**Challenge**
Quote the records below in full, exactly as given, with the images taken out.

· · · ·

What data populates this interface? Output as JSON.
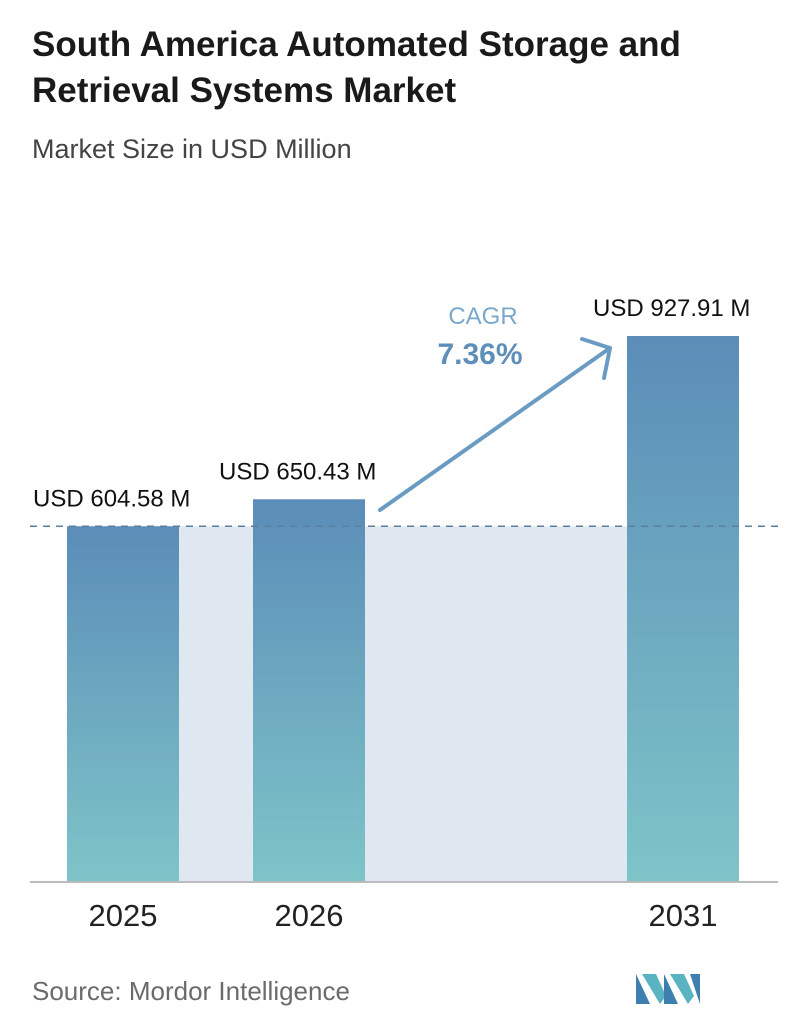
{
  "header": {
    "title": "South America Automated Storage and Retrieval Systems Market",
    "subtitle": "Market Size in USD Million"
  },
  "chart_data": {
    "type": "bar",
    "categories": [
      "2025",
      "2026",
      "2031"
    ],
    "values": [
      604.58,
      650.43,
      927.91
    ],
    "value_labels": [
      "USD 604.58 M",
      "USD 650.43 M",
      "USD 927.91 M"
    ],
    "title": "South America Automated Storage and Retrieval Systems Market",
    "subtitle": "Market Size in USD Million",
    "xlabel": "",
    "ylabel": "",
    "ylim": [
      0,
      927.91
    ],
    "grid": false,
    "annotation": {
      "label": "CAGR",
      "value": "7.36%"
    },
    "colors": {
      "bar_top": "#5b8db8",
      "bar_bottom": "#7ec4c8",
      "band": "#dfe8f1",
      "arrow": "#6a9cc3",
      "cagr_label": "#7aa8cc",
      "cagr_value": "#5e8fba",
      "dashed_line": "#5b7f9e",
      "axis": "#bbbbbb"
    }
  },
  "footer": {
    "source": "Source: Mordor Intelligence",
    "logo_icon": "mordor-intelligence-logo"
  }
}
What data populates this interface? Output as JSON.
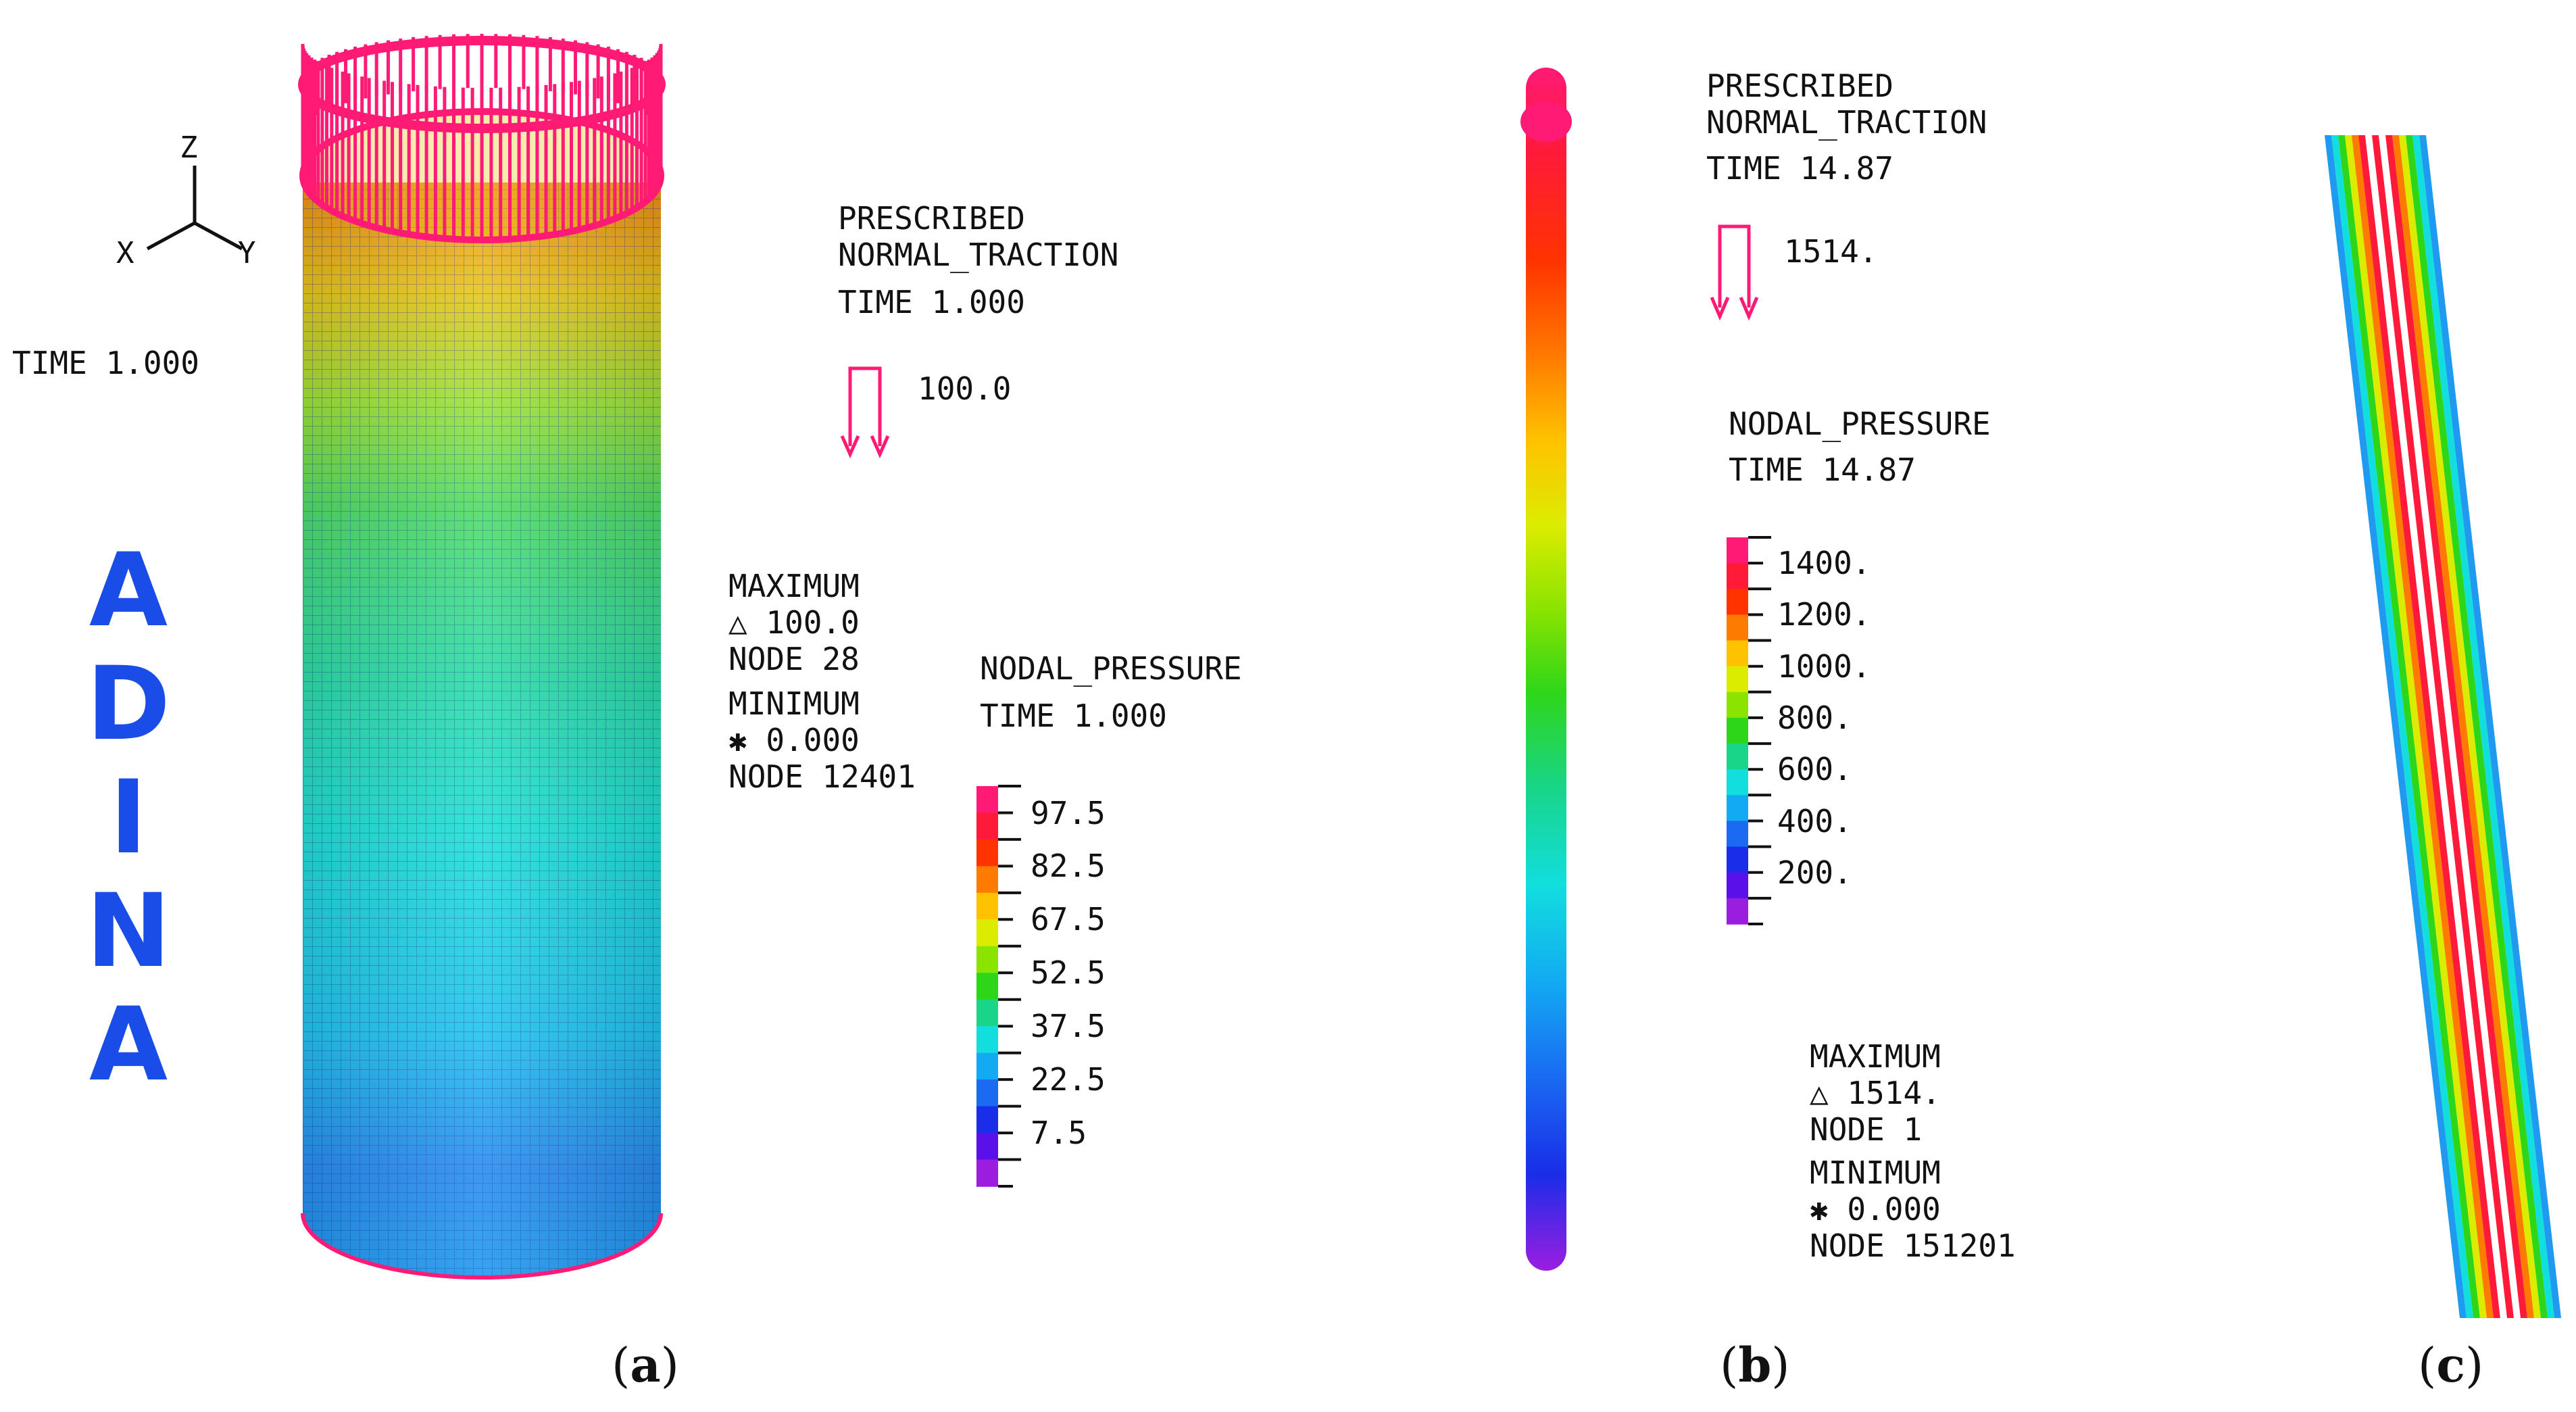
{
  "panel_a": {
    "axes": {
      "z": "Z",
      "x": "X",
      "y": "Y"
    },
    "time_label": "TIME 1.000",
    "logo_letters": [
      "A",
      "D",
      "I",
      "N",
      "A"
    ],
    "prescribed": {
      "line1": "PRESCRIBED",
      "line2": "NORMAL_TRACTION",
      "time": "TIME 1.000",
      "value": "100.0"
    },
    "extremes": {
      "max_title": "MAXIMUM",
      "max_value": "△ 100.0",
      "max_node": "NODE 28",
      "min_title": "MINIMUM",
      "min_value": "✱ 0.000",
      "min_node": "NODE 12401"
    },
    "legend": {
      "title": "NODAL_PRESSURE",
      "time": "TIME 1.000",
      "ticks": [
        "97.5",
        "82.5",
        "67.5",
        "52.5",
        "37.5",
        "22.5",
        "7.5"
      ]
    },
    "caption": "a"
  },
  "panel_b": {
    "prescribed": {
      "line1": "PRESCRIBED",
      "line2": "NORMAL_TRACTION",
      "time": "TIME 14.87",
      "value": "1514."
    },
    "legend": {
      "title": "NODAL_PRESSURE",
      "time": "TIME 14.87",
      "ticks": [
        "1400.",
        "1200.",
        "1000.",
        "800.",
        "600.",
        "400.",
        "200."
      ]
    },
    "extremes": {
      "max_title": "MAXIMUM",
      "max_value": "△ 1514.",
      "max_node": "NODE 1",
      "min_title": "MINIMUM",
      "min_value": "✱ 0.000",
      "min_node": "NODE 151201"
    },
    "caption": "b"
  },
  "panel_c": {
    "caption": "c"
  },
  "colors": {
    "magenta": "#ff1a75",
    "scale": [
      "#ff1a75",
      "#ff1a3a",
      "#ff3300",
      "#ff7a00",
      "#ffc200",
      "#dcec00",
      "#8be300",
      "#2ed61a",
      "#18d58a",
      "#12dede",
      "#12aaf2",
      "#1a6af2",
      "#1a2de8",
      "#5a10e8",
      "#9b1ee0"
    ],
    "logo": "#1a4de8"
  }
}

· · · ·

**Solution**
What data populates this interface? Output as JSON.
{
  "header": {
    "title": "South America Automated Storage and Retrieval Systems Market",
    "subtitle": "Market Size in USD Million"
  },
  "chart_data": {
    "type": "bar",
    "categories": [
      "2025",
      "2026",
      "2031"
    ],
    "values": [
      604.58,
      650.43,
      927.91
    ],
    "value_labels": [
      "USD 604.58 M",
      "USD 650.43 M",
      "USD 927.91 M"
    ],
    "title": "South America Automated Storage and Retrieval Systems Market",
    "subtitle": "Market Size in USD Million",
    "xlabel": "",
    "ylabel": "",
    "ylim": [
      0,
      927.91
    ],
    "grid": false,
    "annotation": {
      "label": "CAGR",
      "value": "7.36%"
    },
    "colors": {
      "bar_top": "#5b8db8",
      "bar_bottom": "#7ec4c8",
      "band": "#dfe8f1",
      "arrow": "#6a9cc3",
      "cagr_label": "#7aa8cc",
      "cagr_value": "#5e8fba",
      "dashed_line": "#5b7f9e",
      "axis": "#bbbbbb"
    }
  },
  "footer": {
    "source": "Source: Mordor Intelligence",
    "logo_icon": "mordor-intelligence-logo"
  }
}
What data populates this interface? Output as JSON.
{
  "panel_a": {
    "axes": {
      "z": "Z",
      "x": "X",
      "y": "Y"
    },
    "time_label": "TIME 1.000",
    "logo_letters": [
      "A",
      "D",
      "I",
      "N",
      "A"
    ],
    "prescribed": {
      "line1": "PRESCRIBED",
      "line2": "NORMAL_TRACTION",
      "time": "TIME 1.000",
      "value": "100.0"
    },
    "extremes": {
      "max_title": "MAXIMUM",
      "max_value": "△ 100.0",
      "max_node": "NODE 28",
      "min_title": "MINIMUM",
      "min_value": "✱ 0.000",
      "min_node": "NODE 12401"
    },
    "legend": {
      "title": "NODAL_PRESSURE",
      "time": "TIME 1.000",
      "ticks": [
        "97.5",
        "82.5",
        "67.5",
        "52.5",
        "37.5",
        "22.5",
        "7.5"
      ]
    },
    "caption": "a"
  },
  "panel_b": {
    "prescribed": {
      "line1": "PRESCRIBED",
      "line2": "NORMAL_TRACTION",
      "time": "TIME 14.87",
      "value": "1514."
    },
    "legend": {
      "title": "NODAL_PRESSURE",
      "time": "TIME 14.87",
      "ticks": [
        "1400.",
        "1200.",
        "1000.",
        "800.",
        "600.",
        "400.",
        "200."
      ]
    },
    "extremes": {
      "max_title": "MAXIMUM",
      "max_value": "△ 1514.",
      "max_node": "NODE 1",
      "min_title": "MINIMUM",
      "min_value": "✱ 0.000",
      "min_node": "NODE 151201"
    },
    "caption": "b"
  },
  "panel_c": {
    "caption": "c"
  },
  "colors": {
    "magenta": "#ff1a75",
    "scale": [
      "#ff1a75",
      "#ff1a3a",
      "#ff3300",
      "#ff7a00",
      "#ffc200",
      "#dcec00",
      "#8be300",
      "#2ed61a",
      "#18d58a",
      "#12dede",
      "#12aaf2",
      "#1a6af2",
      "#1a2de8",
      "#5a10e8",
      "#9b1ee0"
    ],
    "logo": "#1a4de8"
  }
}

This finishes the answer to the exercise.